* [SET PROBLEM]
Copy each line of the material below that includes the string "Enable".

----

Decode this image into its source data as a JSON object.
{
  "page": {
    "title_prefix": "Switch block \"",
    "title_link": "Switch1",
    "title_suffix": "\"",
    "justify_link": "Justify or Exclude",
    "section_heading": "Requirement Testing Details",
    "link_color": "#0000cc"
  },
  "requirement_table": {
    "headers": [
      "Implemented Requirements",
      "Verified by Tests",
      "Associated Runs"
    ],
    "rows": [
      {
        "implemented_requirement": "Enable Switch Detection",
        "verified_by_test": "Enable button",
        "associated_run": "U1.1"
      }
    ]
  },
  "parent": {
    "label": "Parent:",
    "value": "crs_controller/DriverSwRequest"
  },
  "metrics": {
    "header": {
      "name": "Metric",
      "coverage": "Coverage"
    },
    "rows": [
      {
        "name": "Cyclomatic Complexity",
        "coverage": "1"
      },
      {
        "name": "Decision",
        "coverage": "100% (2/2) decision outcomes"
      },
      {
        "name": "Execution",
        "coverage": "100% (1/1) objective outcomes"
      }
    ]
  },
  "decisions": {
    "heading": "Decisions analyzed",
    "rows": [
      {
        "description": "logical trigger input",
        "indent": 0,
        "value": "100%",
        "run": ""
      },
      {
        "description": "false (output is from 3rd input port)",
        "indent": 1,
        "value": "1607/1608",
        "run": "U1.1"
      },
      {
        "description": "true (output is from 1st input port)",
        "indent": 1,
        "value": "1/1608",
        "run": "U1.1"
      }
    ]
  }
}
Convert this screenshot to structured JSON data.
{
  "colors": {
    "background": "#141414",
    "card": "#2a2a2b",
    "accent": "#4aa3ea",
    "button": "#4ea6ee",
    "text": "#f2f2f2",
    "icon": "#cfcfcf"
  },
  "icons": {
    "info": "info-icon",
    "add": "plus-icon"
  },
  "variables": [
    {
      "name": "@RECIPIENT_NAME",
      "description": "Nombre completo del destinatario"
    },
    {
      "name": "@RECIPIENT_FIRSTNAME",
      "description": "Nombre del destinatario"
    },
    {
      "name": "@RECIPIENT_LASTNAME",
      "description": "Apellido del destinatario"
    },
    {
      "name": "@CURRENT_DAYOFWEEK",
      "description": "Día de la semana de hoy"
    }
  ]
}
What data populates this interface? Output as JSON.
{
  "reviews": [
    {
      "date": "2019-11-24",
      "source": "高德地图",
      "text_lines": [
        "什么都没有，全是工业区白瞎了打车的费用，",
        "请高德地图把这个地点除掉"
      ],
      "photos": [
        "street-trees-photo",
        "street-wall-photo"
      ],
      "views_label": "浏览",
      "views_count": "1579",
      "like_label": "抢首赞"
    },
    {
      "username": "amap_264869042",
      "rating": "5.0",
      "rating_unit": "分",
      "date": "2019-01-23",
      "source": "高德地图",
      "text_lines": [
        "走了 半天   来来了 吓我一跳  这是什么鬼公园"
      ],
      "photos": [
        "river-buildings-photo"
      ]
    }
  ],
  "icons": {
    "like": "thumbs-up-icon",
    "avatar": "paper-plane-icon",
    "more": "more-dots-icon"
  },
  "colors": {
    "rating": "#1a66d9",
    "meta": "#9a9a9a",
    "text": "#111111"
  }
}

----

* [THE COMPLETED TASK]
        "implemented_requirement": "Enable Switch Detection",
        "verified_by_test": "Enable button",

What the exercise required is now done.